─── GIVEN INFORMATION ───

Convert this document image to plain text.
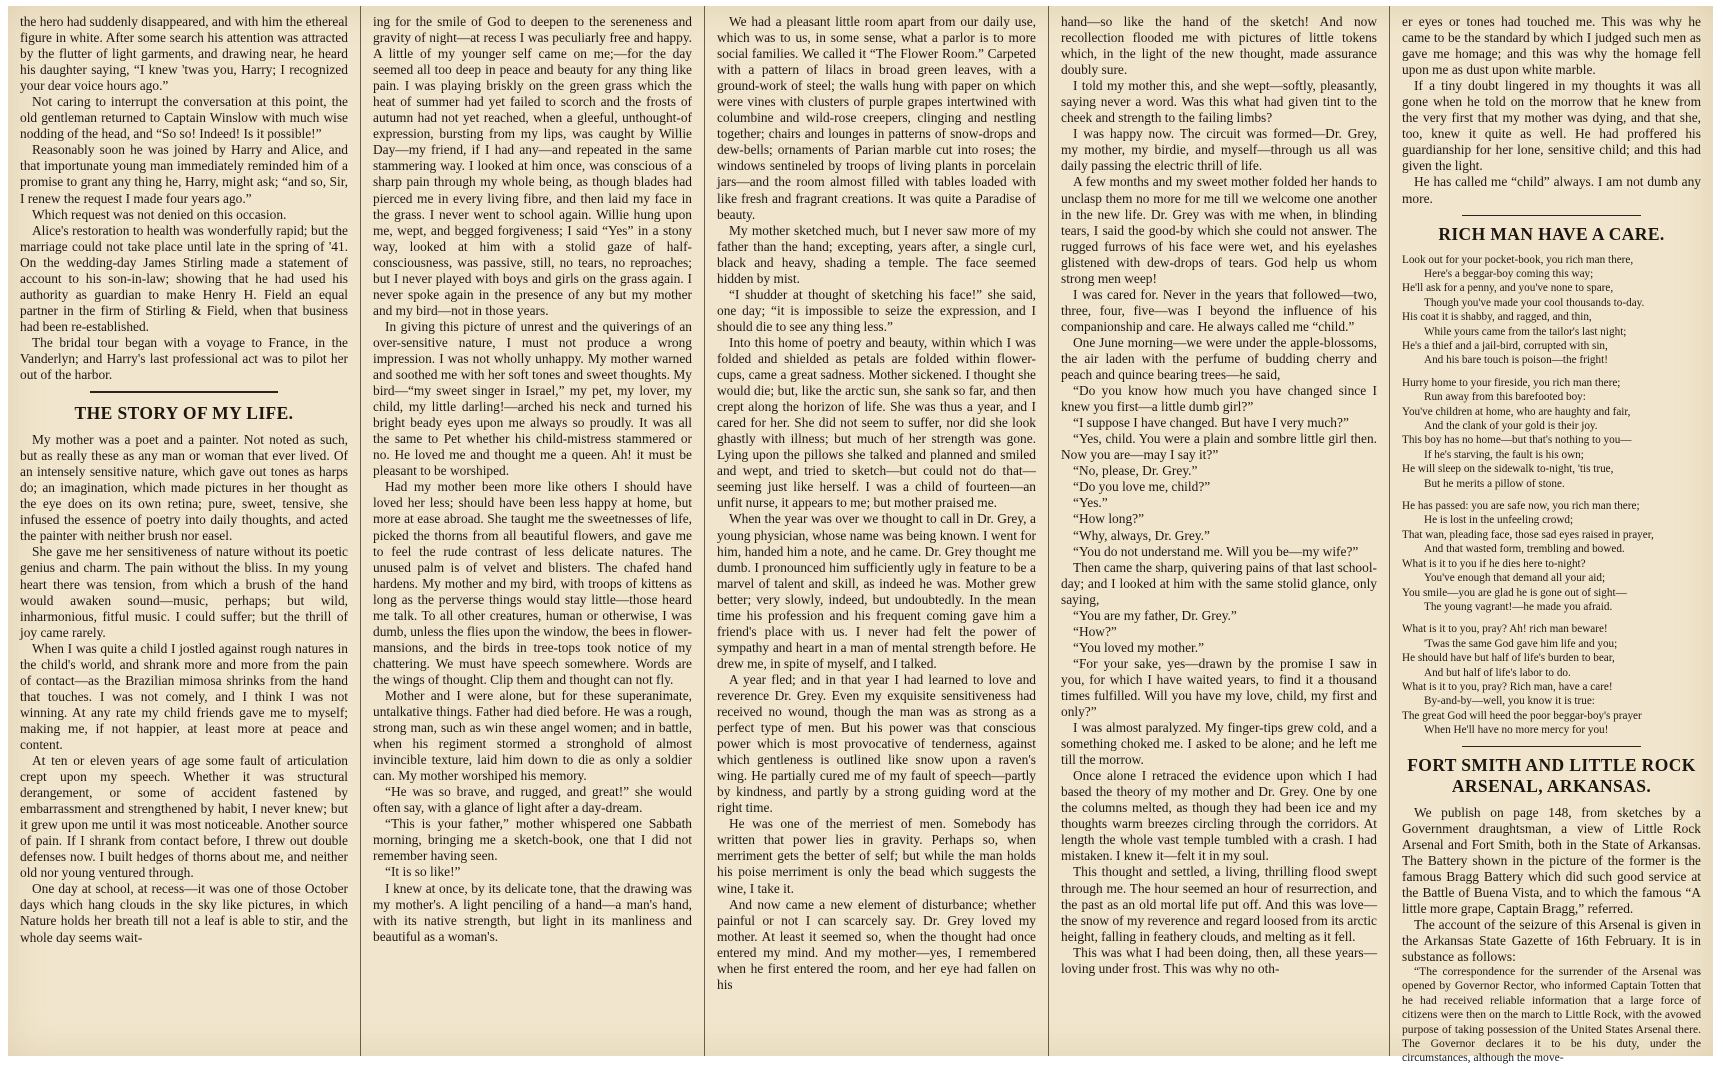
the hero had suddenly disappeared, and with him the ethereal figure in white. After some search his attention was attracted by the flutter of light garments, and drawing near, he heard his daughter saying, “I knew 'twas you, Harry; I recognized your dear voice hours ago.”

Not caring to interrupt the conversation at this point, the old gentleman returned to Captain Winslow with much wise nodding of the head, and “So so! Indeed! Is it possible!”

Reasonably soon he was joined by Harry and Alice, and that importunate young man immediately reminded him of a promise to grant any thing he, Harry, might ask; “and so, Sir, I renew the request I made four years ago.”

Which request was not denied on this occasion.

Alice's restoration to health was wonderfully rapid; but the marriage could not take place until late in the spring of '41. On the wedding-day James Stirling made a statement of account to his son-in-law; showing that he had used his authority as guardian to make Henry H. Field an equal partner in the firm of Stirling & Field, when that business had been re-established.

The bridal tour began with a voyage to France, in the Vanderlyn; and Harry's last professional act was to pilot her out of the harbor.

THE STORY OF MY LIFE.

My mother was a poet and a painter. Not noted as such, but as really these as any man or woman that ever lived. Of an intensely sensitive nature, which gave out tones as harps do; an imagination, which made pictures in her thought as the eye does on its own retina; pure, sweet, tensive, she infused the essence of poetry into daily thoughts, and acted the painter with neither brush nor easel.

She gave me her sensitiveness of nature without its poetic genius and charm. The pain without the bliss. In my young heart there was tension, from which a brush of the hand would awaken sound—music, perhaps; but wild, inharmonious, fitful music. I could suffer; but the thrill of joy came rarely.

When I was quite a child I jostled against rough natures in the child's world, and shrank more and more from the pain of contact—as the Brazilian mimosa shrinks from the hand that touches. I was not comely, and I think I was not winning. At any rate my child friends gave me to myself; making me, if not happier, at least more at peace and content.

At ten or eleven years of age some fault of articulation crept upon my speech. Whether it was structural derangement, or some of accident fastened by embarrassment and strengthened by habit, I never knew; but it grew upon me until it was most noticeable. Another source of pain. If I shrank from contact before, I threw out double defenses now. I built hedges of thorns about me, and neither old nor young ventured through.

One day at school, at recess—it was one of those October days which hang clouds in the sky like pictures, in which Nature holds her breath till not a leaf is able to stir, and the whole day seems wait-

ing for the smile of God to deepen to the sereneness and gravity of night—at recess I was peculiarly free and happy. A little of my younger self came on me;—for the day seemed all too deep in peace and beauty for any thing like pain. I was playing briskly on the green grass which the heat of summer had yet failed to scorch and the frosts of autumn had not yet reached, when a gleeful, unthought-of expression, bursting from my lips, was caught by Willie Day—my friend, if I had any—and repeated in the same stammering way. I looked at him once, was conscious of a sharp pain through my whole being, as though blades had pierced me in every living fibre, and then laid my face in the grass. I never went to school again. Willie hung upon me, wept, and begged forgiveness; I said “Yes” in a stony way, looked at him with a stolid gaze of half-consciousness, was passive, still, no tears, no reproaches; but I never played with boys and girls on the grass again. I never spoke again in the presence of any but my mother and my bird—not in those years.

In giving this picture of unrest and the quiverings of an over-sensitive nature, I must not produce a wrong impression. I was not wholly unhappy. My mother warned and soothed me with her soft tones and sweet thoughts. My bird—“my sweet singer in Israel,” my pet, my lover, my child, my little darling!—arched his neck and turned his bright beady eyes upon me always so proudly. It was all the same to Pet whether his child-mistress stammered or no. He loved me and thought me a queen. Ah! it must be pleasant to be worshiped.

Had my mother been more like others I should have loved her less; should have been less happy at home, but more at ease abroad. She taught me the sweetnesses of life, picked the thorns from all beautiful flowers, and gave me to feel the rude contrast of less delicate natures. The unused palm is of velvet and blisters. The chafed hand hardens. My mother and my bird, with troops of kittens as long as the perverse things would stay little—those heard me talk. To all other creatures, human or otherwise, I was dumb, unless the flies upon the window, the bees in flower-mansions, and the birds in tree-tops took notice of my chattering. We must have speech somewhere. Words are the wings of thought. Clip them and thought can not fly.

Mother and I were alone, but for these superanimate, untalkative things. Father had died before. He was a rough, strong man, such as win these angel women; and in battle, when his regiment stormed a stronghold of almost invincible texture, laid him down to die as only a soldier can. My mother worshiped his memory.

“He was so brave, and rugged, and great!” she would often say, with a glance of light after a day-dream.

“This is your father,” mother whispered one Sabbath morning, bringing me a sketch-book, one that I did not remember having seen.

“It is so like!”

I knew at once, by its delicate tone, that the drawing was my mother's. A light penciling of a hand—a man's hand, with its native strength, but light in its manliness and beautiful as a woman's.

We had a pleasant little room apart from our daily use, which was to us, in some sense, what a parlor is to more social families. We called it “The Flower Room.” Carpeted with a pattern of lilacs in broad green leaves, with a ground-work of steel; the walls hung with paper on which were vines with clusters of purple grapes intertwined with columbine and wild-rose creepers, clinging and nestling together; chairs and lounges in patterns of snow-drops and dew-bells; ornaments of Parian marble cut into roses; the windows sentineled by troops of living plants in porcelain jars—and the room almost filled with tables loaded with like fresh and fragrant creations. It was quite a Paradise of beauty.

My mother sketched much, but I never saw more of my father than the hand; excepting, years after, a single curl, black and heavy, shading a temple. The face seemed hidden by mist.

“I shudder at thought of sketching his face!” she said, one day; “it is impossible to seize the expression, and I should die to see any thing less.”

Into this home of poetry and beauty, within which I was folded and shielded as petals are folded within flower-cups, came a great sadness. Mother sickened. I thought she would die; but, like the arctic sun, she sank so far, and then crept along the horizon of life. She was thus a year, and I cared for her. She did not seem to suffer, nor did she look ghastly with illness; but much of her strength was gone. Lying upon the pillows she talked and planned and smiled and wept, and tried to sketch—but could not do that—seeming just like herself. I was a child of fourteen—an unfit nurse, it appears to me; but mother praised me.

When the year was over we thought to call in Dr. Grey, a young physician, whose name was being known. I went for him, handed him a note, and he came. Dr. Grey thought me dumb. I pronounced him sufficiently ugly in feature to be a marvel of talent and skill, as indeed he was. Mother grew better; very slowly, indeed, but undoubtedly. In the mean time his profession and his frequent coming gave him a friend's place with us. I never had felt the power of sympathy and heart in a man of mental strength before. He drew me, in spite of myself, and I talked.

A year fled; and in that year I had learned to love and reverence Dr. Grey. Even my exquisite sensitiveness had received no wound, though the man was as strong as a perfect type of men. But his power was that conscious power which is most provocative of tenderness, against which gentleness is outlined like snow upon a raven's wing. He partially cured me of my fault of speech—partly by kindness, and partly by a strong guiding word at the right time.

He was one of the merriest of men. Somebody has written that power lies in gravity. Perhaps so, when merriment gets the better of self; but while the man holds his poise merriment is only the bead which suggests the wine, I take it.

And now came a new element of disturbance; whether painful or not I can scarcely say. Dr. Grey loved my mother. At least it seemed so, when the thought had once entered my mind. And my mother—yes, I remembered when he first entered the room, and her eye had fallen on his

hand—so like the hand of the sketch! And now recollection flooded me with pictures of little tokens which, in the light of the new thought, made assurance doubly sure.

I told my mother this, and she wept—softly, pleasantly, saying never a word. Was this what had given tint to the cheek and strength to the failing limbs?

I was happy now. The circuit was formed—Dr. Grey, my mother, my birdie, and myself—through us all was daily passing the electric thrill of life.

A few months and my sweet mother folded her hands to unclasp them no more for me till we welcome one another in the new life. Dr. Grey was with me when, in blinding tears, I said the good-by which she could not answer. The rugged furrows of his face were wet, and his eyelashes glistened with dew-drops of tears. God help us whom strong men weep!

I was cared for. Never in the years that followed—two, three, four, five—was I beyond the influence of his companionship and care. He always called me “child.”

One June morning—we were under the apple-blossoms, the air laden with the perfume of budding cherry and peach and quince bearing trees—he said,

“Do you know how much you have changed since I knew you first—a little dumb girl?”

“I suppose I have changed. But have I very much?”

“Yes, child. You were a plain and sombre little girl then. Now you are—may I say it?”

“No, please, Dr. Grey.”

“Do you love me, child?”

“Yes.”

“How long?”

“Why, always, Dr. Grey.”

“You do not understand me. Will you be—my wife?”

Then came the sharp, quivering pains of that last school-day; and I looked at him with the same stolid glance, only saying,

“You are my father, Dr. Grey.”

“How?”

“You loved my mother.”

“For your sake, yes—drawn by the promise I saw in you, for which I have waited years, to find it a thousand times fulfilled. Will you have my love, child, my first and only?”

I was almost paralyzed. My finger-tips grew cold, and a something choked me. I asked to be alone; and he left me till the morrow.

Once alone I retraced the evidence upon which I had based the theory of my mother and Dr. Grey. One by one the columns melted, as though they had been ice and my thoughts warm breezes circling through the corridors. At length the whole vast temple tumbled with a crash. I had mistaken. I knew it—felt it in my soul.

This thought and settled, a living, thrilling flood swept through me. The hour seemed an hour of resurrection, and the past as an old mortal life put off. And this was love—the snow of my reverence and regard loosed from its arctic height, falling in feathery clouds, and melting as it fell.

This was what I had been doing, then, all these years—loving under frost. This was why no oth-

er eyes or tones had touched me. This was why he came to be the standard by which I judged such men as gave me homage; and this was why the homage fell upon me as dust upon white marble.

If a tiny doubt lingered in my thoughts it was all gone when he told on the morrow that he knew from the very first that my mother was dying, and that she, too, knew it quite as well. He had proffered his guardianship for her lone, sensitive child; and this had given the light.

He has called me “child” always. I am not dumb any more.

RICH MAN HAVE A CARE.
Look out for your pocket-book, you rich man there,
Here's a beggar-boy coming this way;
He'll ask for a penny, and you've none to spare,
Though you've made your cool thousands to-day.
His coat it is shabby, and ragged, and thin,
While yours came from the tailor's last night;
He's a thief and a jail-bird, corrupted with sin,
And his bare touch is poison—the fright!
Hurry home to your fireside, you rich man there;
Run away from this barefooted boy:
You've children at home, who are haughty and fair,
And the clank of your gold is their joy.
This boy has no home—but that's nothing to you—
If he's starving, the fault is his own;
He will sleep on the sidewalk to-night, 'tis true,
But he merits a pillow of stone.
He has passed: you are safe now, you rich man there;
He is lost in the unfeeling crowd;
That wan, pleading face, those sad eyes raised in prayer,
And that wasted form, trembling and bowed.
What is it to you if he dies here to-night?
You've enough that demand all your aid;
You smile—you are glad he is gone out of sight—
The young vagrant!—he made you afraid.
What is it to you, pray? Ah! rich man beware!
'Twas the same God gave him life and you;
He should have but half of life's burden to bear,
And but half of life's labor to do.
What is it to you, pray? Rich man, have a care!
By-and-by—well, you know it is true:
The great God will heed the poor beggar-boy's prayer
When He'll have no more mercy for you!
FORT SMITH AND LITTLE ROCK ARSENAL, ARKANSAS.

We publish on page 148, from sketches by a Government draughtsman, a view of Little Rock Arsenal and Fort Smith, both in the State of Arkansas. The Battery shown in the picture of the former is the famous Bragg Battery which did such good service at the Battle of Buena Vista, and to which the famous “A little more grape, Captain Bragg,” referred.

The account of the seizure of this Arsenal is given in the Arkansas State Gazette of 16th February. It is in substance as follows:

“The correspondence for the surrender of the Arsenal was opened by Governor Rector, who informed Captain Totten that he had received reliable information that a large force of citizens were then on the march to Little Rock, with the avowed purpose of taking possession of the United States Arsenal there. The Governor declares it to be his duty, under the circumstances, although the move-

───

Only a number is wanted here: how many lines in the data above include the string "coming"?

2